[Dataset items]
● ● ● ● ●

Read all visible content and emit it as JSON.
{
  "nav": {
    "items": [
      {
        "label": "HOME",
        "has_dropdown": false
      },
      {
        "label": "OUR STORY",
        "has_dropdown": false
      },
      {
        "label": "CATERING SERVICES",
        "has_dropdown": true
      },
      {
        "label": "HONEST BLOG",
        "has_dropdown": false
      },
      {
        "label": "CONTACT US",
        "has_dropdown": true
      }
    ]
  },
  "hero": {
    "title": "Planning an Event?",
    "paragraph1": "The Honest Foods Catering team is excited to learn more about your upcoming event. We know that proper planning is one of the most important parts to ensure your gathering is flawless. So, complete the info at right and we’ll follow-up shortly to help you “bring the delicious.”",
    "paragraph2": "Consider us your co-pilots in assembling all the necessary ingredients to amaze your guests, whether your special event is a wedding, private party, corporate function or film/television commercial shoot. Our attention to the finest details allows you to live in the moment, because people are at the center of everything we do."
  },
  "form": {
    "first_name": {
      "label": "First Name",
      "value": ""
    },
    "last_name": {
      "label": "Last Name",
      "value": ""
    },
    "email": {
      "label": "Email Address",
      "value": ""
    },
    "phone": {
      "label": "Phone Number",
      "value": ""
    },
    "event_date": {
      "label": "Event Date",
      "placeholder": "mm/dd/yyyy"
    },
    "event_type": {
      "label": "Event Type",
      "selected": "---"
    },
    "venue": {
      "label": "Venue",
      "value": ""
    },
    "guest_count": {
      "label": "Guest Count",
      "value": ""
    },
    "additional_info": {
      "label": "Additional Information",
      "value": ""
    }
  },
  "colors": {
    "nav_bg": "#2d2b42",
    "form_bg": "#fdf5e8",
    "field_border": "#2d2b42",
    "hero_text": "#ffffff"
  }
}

● ● ● ● ●

TASK TO COMPLETE –
Give all the records again. Match them exactly.

CORRECT RESULT –
Read all visible content and emit it as JSON.
{
  "nav": {
    "items": [
      {
        "label": "HOME",
        "has_dropdown": false
      },
      {
        "label": "OUR STORY",
        "has_dropdown": false
      },
      {
        "label": "CATERING SERVICES",
        "has_dropdown": true
      },
      {
        "label": "HONEST BLOG",
        "has_dropdown": false
      },
      {
        "label": "CONTACT US",
        "has_dropdown": true
      }
    ]
  },
  "hero": {
    "title": "Planning an Event?",
    "paragraph1": "The Honest Foods Catering team is excited to learn more about your upcoming event. We know that proper planning is one of the most important parts to ensure your gathering is flawless. So, complete the info at right and we’ll follow-up shortly to help you “bring the delicious.”",
    "paragraph2": "Consider us your co-pilots in assembling all the necessary ingredients to amaze your guests, whether your special event is a wedding, private party, corporate function or film/television commercial shoot. Our attention to the finest details allows you to live in the moment, because people are at the center of everything we do."
  },
  "form": {
    "first_name": {
      "label": "First Name",
      "value": ""
    },
    "last_name": {
      "label": "Last Name",
      "value": ""
    },
    "email": {
      "label": "Email Address",
      "value": ""
    },
    "phone": {
      "label": "Phone Number",
      "value": ""
    },
    "event_date": {
      "label": "Event Date",
      "placeholder": "mm/dd/yyyy"
    },
    "event_type": {
      "label": "Event Type",
      "selected": "---"
    },
    "venue": {
      "label": "Venue",
      "value": ""
    },
    "guest_count": {
      "label": "Guest Count",
      "value": ""
    },
    "additional_info": {
      "label": "Additional Information",
      "value": ""
    }
  },
  "colors": {
    "nav_bg": "#2d2b42",
    "form_bg": "#fdf5e8",
    "field_border": "#2d2b42",
    "hero_text": "#ffffff"
  }
}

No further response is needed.